[Problem to solve]
Select all lines with the string "name" in them, and copy those lines.

[Recorded data]
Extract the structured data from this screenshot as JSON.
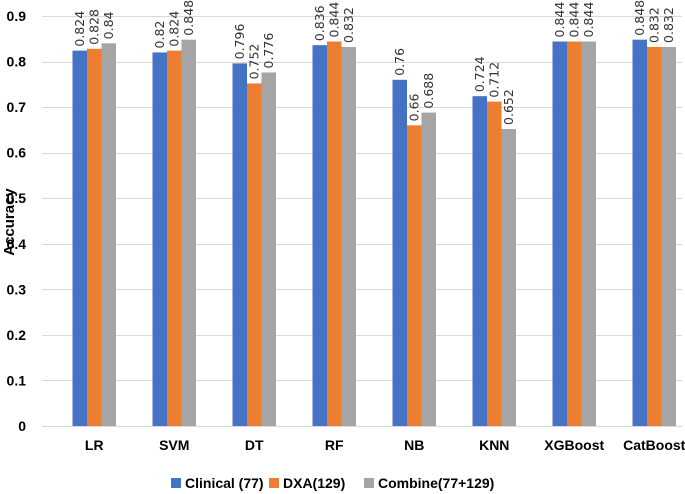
{
  "chart_data": {
    "type": "bar",
    "title": "",
    "xlabel": "",
    "ylabel": "Accuracy",
    "ylim": [
      0,
      0.9
    ],
    "yticks": [
      "0",
      "0.1",
      "0.2",
      "0.3",
      "0.4",
      "0.5",
      "0.6",
      "0.7",
      "0.8",
      "0.9"
    ],
    "grid": true,
    "legend_position": "bottom",
    "categories": [
      "LR",
      "SVM",
      "DT",
      "RF",
      "NB",
      "KNN",
      "XGBoost",
      "CatBoost"
    ],
    "series": [
      {
        "name": "Clinical (77)",
        "color": "#4472C4",
        "values": [
          0.824,
          0.82,
          0.796,
          0.836,
          0.76,
          0.724,
          0.844,
          0.848
        ],
        "labels": [
          "0.824",
          "0.82",
          "0.796",
          "0.836",
          "0.76",
          "0.724",
          "0.844",
          "0.848"
        ]
      },
      {
        "name": "DXA(129)",
        "color": "#ED7D31",
        "values": [
          0.828,
          0.824,
          0.752,
          0.844,
          0.66,
          0.712,
          0.844,
          0.832
        ],
        "labels": [
          "0.828",
          "0.824",
          "0.752",
          "0.844",
          "0.66",
          "0.712",
          "0.844",
          "0.832"
        ]
      },
      {
        "name": "Combine(77+129)",
        "color": "#A5A5A5",
        "values": [
          0.84,
          0.848,
          0.776,
          0.832,
          0.688,
          0.652,
          0.844,
          0.832
        ],
        "labels": [
          "0.84",
          "0.848",
          "0.776",
          "0.832",
          "0.688",
          "0.652",
          "0.844",
          "0.832"
        ]
      }
    ]
  }
}
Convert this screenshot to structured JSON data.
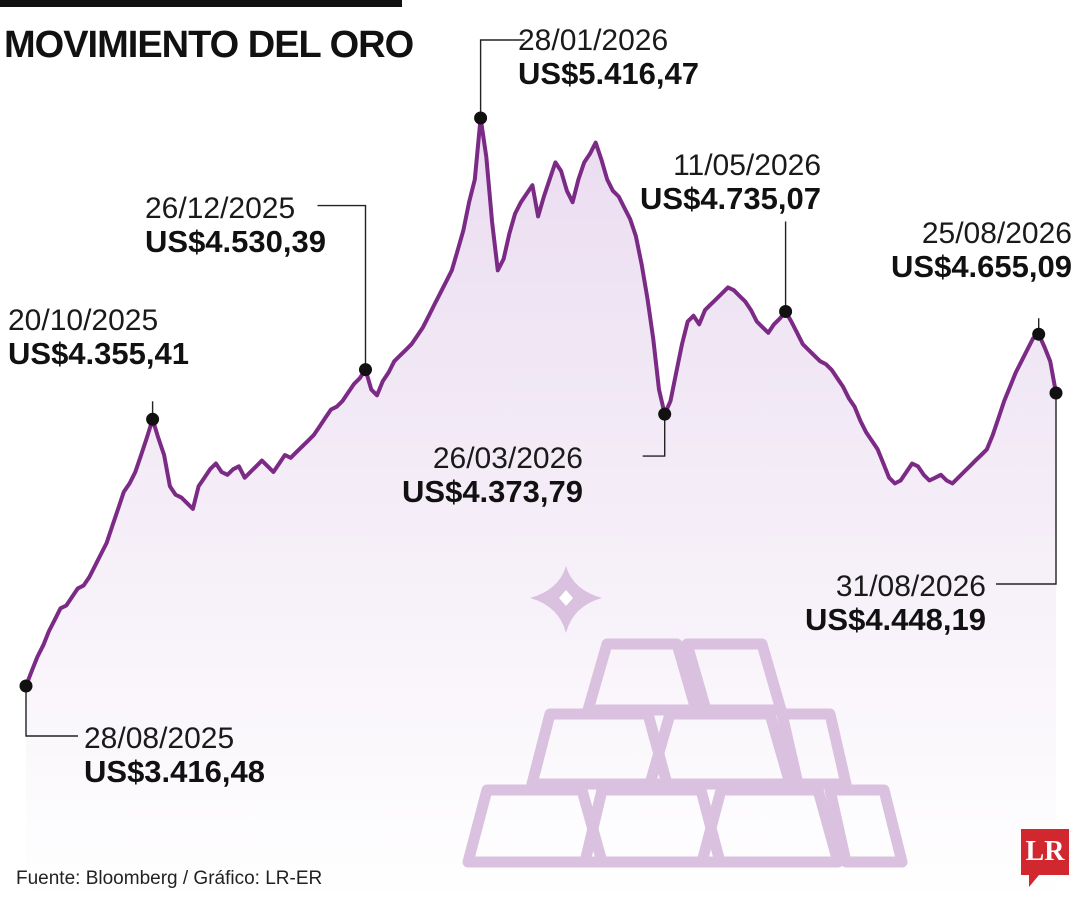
{
  "header": {
    "title": "MOVIMIENTO DEL ORO"
  },
  "footer": {
    "source": "Fuente: Bloomberg / Gráfico: LR-ER",
    "logo_text": "LR"
  },
  "colors": {
    "line": "#7b2a85",
    "area_top": "#eadcf0",
    "area_bottom": "#ffffff",
    "illustration": "#d9c1df",
    "logo": "#d1272f"
  },
  "illustration": {
    "icons": [
      "gold-bars-icon",
      "sparkle-icon"
    ]
  },
  "chart_data": {
    "type": "area",
    "title": "MOVIMIENTO DEL ORO",
    "xlabel": "",
    "ylabel": "",
    "x_range": [
      "28/08/2025",
      "31/08/2026"
    ],
    "y_unit": "US$",
    "grid": false,
    "series": [
      {
        "values": [
          3416.48,
          3470,
          3520,
          3560,
          3610,
          3650,
          3690,
          3700,
          3730,
          3760,
          3770,
          3800,
          3840,
          3880,
          3920,
          3980,
          4040,
          4100,
          4130,
          4170,
          4230,
          4290,
          4355.41,
          4290,
          4230,
          4120,
          4090,
          4080,
          4060,
          4040,
          4120,
          4150,
          4180,
          4200,
          4170,
          4160,
          4180,
          4190,
          4150,
          4170,
          4190,
          4210,
          4190,
          4170,
          4200,
          4230,
          4220,
          4240,
          4260,
          4280,
          4300,
          4330,
          4360,
          4390,
          4400,
          4420,
          4450,
          4480,
          4500,
          4530.39,
          4460,
          4440,
          4490,
          4520,
          4560,
          4580,
          4600,
          4620,
          4650,
          4680,
          4720,
          4760,
          4800,
          4840,
          4880,
          4950,
          5020,
          5120,
          5200,
          5416.47,
          5280,
          5050,
          4880,
          4920,
          5010,
          5080,
          5120,
          5150,
          5180,
          5070,
          5140,
          5200,
          5260,
          5230,
          5160,
          5120,
          5200,
          5260,
          5290,
          5330,
          5270,
          5200,
          5160,
          5140,
          5100,
          5060,
          5000,
          4900,
          4780,
          4640,
          4460,
          4373.79,
          4420,
          4520,
          4620,
          4700,
          4720,
          4690,
          4740,
          4760,
          4780,
          4800,
          4820,
          4810,
          4790,
          4770,
          4740,
          4700,
          4680,
          4660,
          4690,
          4710,
          4735.07,
          4700,
          4660,
          4620,
          4600,
          4580,
          4560,
          4550,
          4530,
          4500,
          4470,
          4430,
          4400,
          4350,
          4310,
          4280,
          4250,
          4200,
          4150,
          4130,
          4140,
          4170,
          4200,
          4190,
          4160,
          4140,
          4150,
          4160,
          4140,
          4130,
          4150,
          4170,
          4190,
          4210,
          4230,
          4250,
          4300,
          4360,
          4420,
          4470,
          4520,
          4560,
          4600,
          4640,
          4655.09,
          4610,
          4560,
          4448.19
        ]
      }
    ],
    "annotations": [
      {
        "date": "28/08/2025",
        "value": 3416.48,
        "label": "US$3.416,48"
      },
      {
        "date": "20/10/2025",
        "value": 4355.41,
        "label": "US$4.355,41"
      },
      {
        "date": "26/12/2025",
        "value": 4530.39,
        "label": "US$4.530,39"
      },
      {
        "date": "28/01/2026",
        "value": 5416.47,
        "label": "US$5.416,47"
      },
      {
        "date": "26/03/2026",
        "value": 4373.79,
        "label": "US$4.373,79"
      },
      {
        "date": "11/05/2026",
        "value": 4735.07,
        "label": "US$4.735,07"
      },
      {
        "date": "25/08/2026",
        "value": 4655.09,
        "label": "US$4.655,09"
      },
      {
        "date": "31/08/2026",
        "value": 4448.19,
        "label": "US$4.448,19"
      }
    ]
  }
}
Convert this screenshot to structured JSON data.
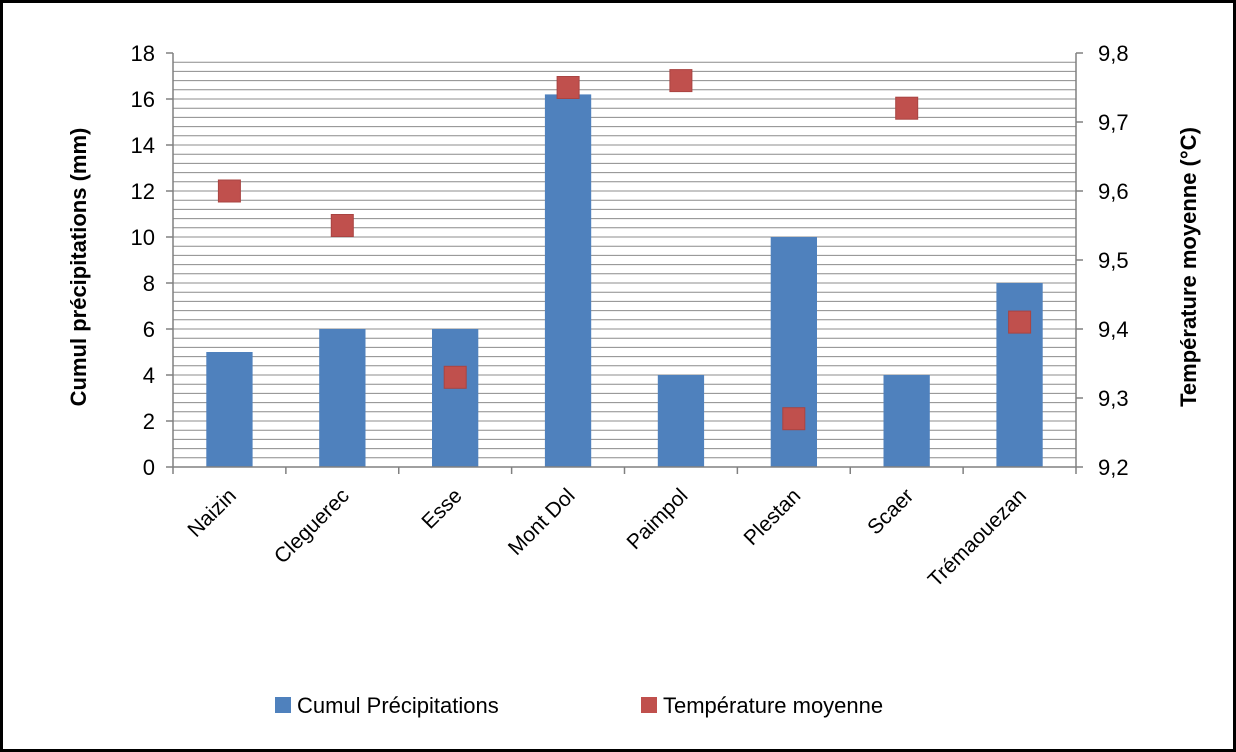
{
  "chart_data": {
    "type": "bar",
    "categories": [
      "Naizin",
      "Cleguerec",
      "Esse",
      "Mont Dol",
      "Paimpol",
      "Plestan",
      "Scaer",
      "Trémaouezan"
    ],
    "series": [
      {
        "name": "Cumul Précipitations",
        "type": "bar",
        "axis": "left",
        "color": "#4f81bd",
        "values": [
          5,
          6,
          6,
          16.2,
          4,
          10,
          4,
          8
        ]
      },
      {
        "name": "Température moyenne",
        "type": "scatter",
        "axis": "right",
        "color": "#c0504d",
        "values": [
          9.6,
          9.55,
          9.33,
          9.75,
          9.76,
          9.27,
          9.72,
          9.41
        ]
      }
    ],
    "ylabel": "Cumul précipitations  (mm)",
    "y2label": "Température moyenne (°C)",
    "ylim": [
      0,
      18
    ],
    "yticks": [
      "0",
      "2",
      "4",
      "6",
      "8",
      "10",
      "12",
      "14",
      "16",
      "18"
    ],
    "y2lim": [
      9.2,
      9.8
    ],
    "y2ticks": [
      "9,2",
      "9,3",
      "9,4",
      "9,5",
      "9,6",
      "9,7",
      "9,8"
    ],
    "grid": true,
    "legend_position": "bottom"
  }
}
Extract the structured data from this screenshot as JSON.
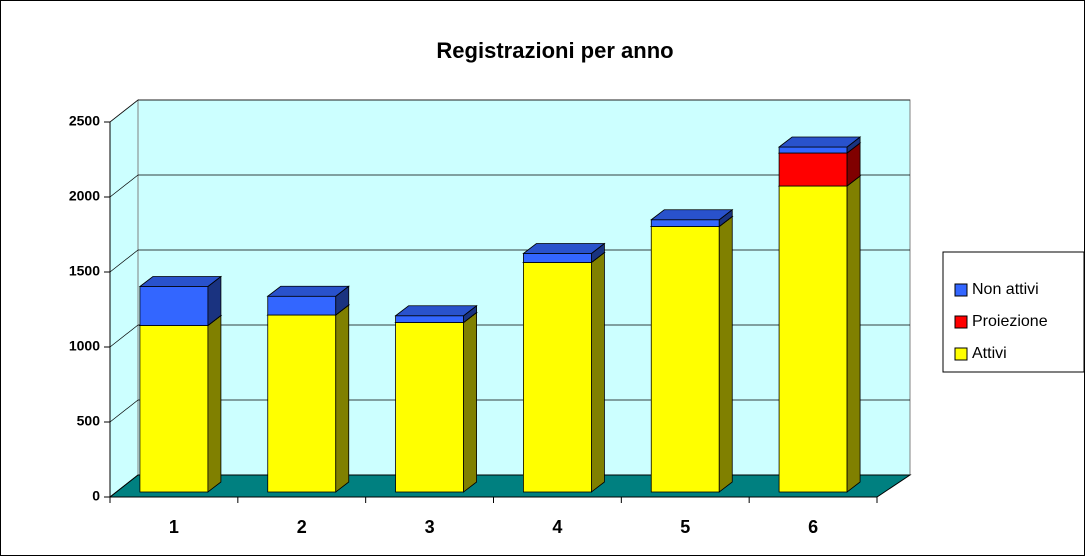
{
  "chart_data": {
    "type": "bar3d_stacked",
    "title": "Registrazioni per anno",
    "categories": [
      "1",
      "2",
      "3",
      "4",
      "5",
      "6"
    ],
    "series": [
      {
        "name": "Attivi",
        "color": "#ffff00",
        "values": [
          1110,
          1180,
          1130,
          1530,
          1770,
          2040
        ]
      },
      {
        "name": "Proiezione",
        "color": "#ff0000",
        "values": [
          0,
          0,
          0,
          0,
          0,
          220
        ]
      },
      {
        "name": "Non attivi",
        "color": "#3366ff",
        "values": [
          260,
          125,
          45,
          60,
          45,
          40
        ]
      }
    ],
    "ylim": [
      0,
      2500
    ],
    "yticks": [
      0,
      500,
      1000,
      1500,
      2000,
      2500
    ],
    "grid": true
  }
}
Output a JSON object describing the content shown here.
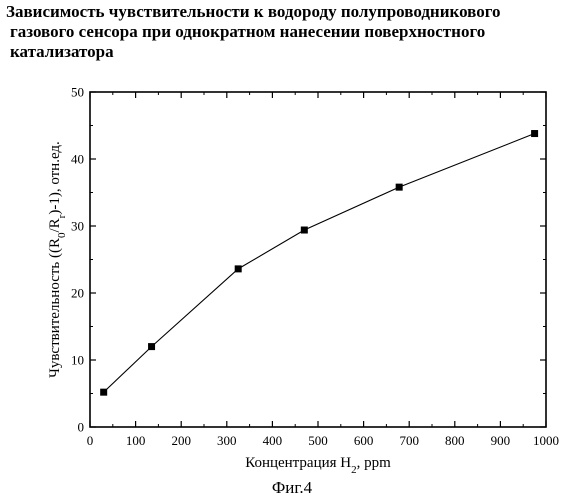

[Result of this task]
        "name": "Clinical (77)",
        "name": "DXA(129)",
        "name": "Combine(77+129)",
        "name": "Cumul Précipitations",
        "name": "Température moyenne",
        "name": "Attivi",
        "name": "Proiezione",
        "name": "Non attivi",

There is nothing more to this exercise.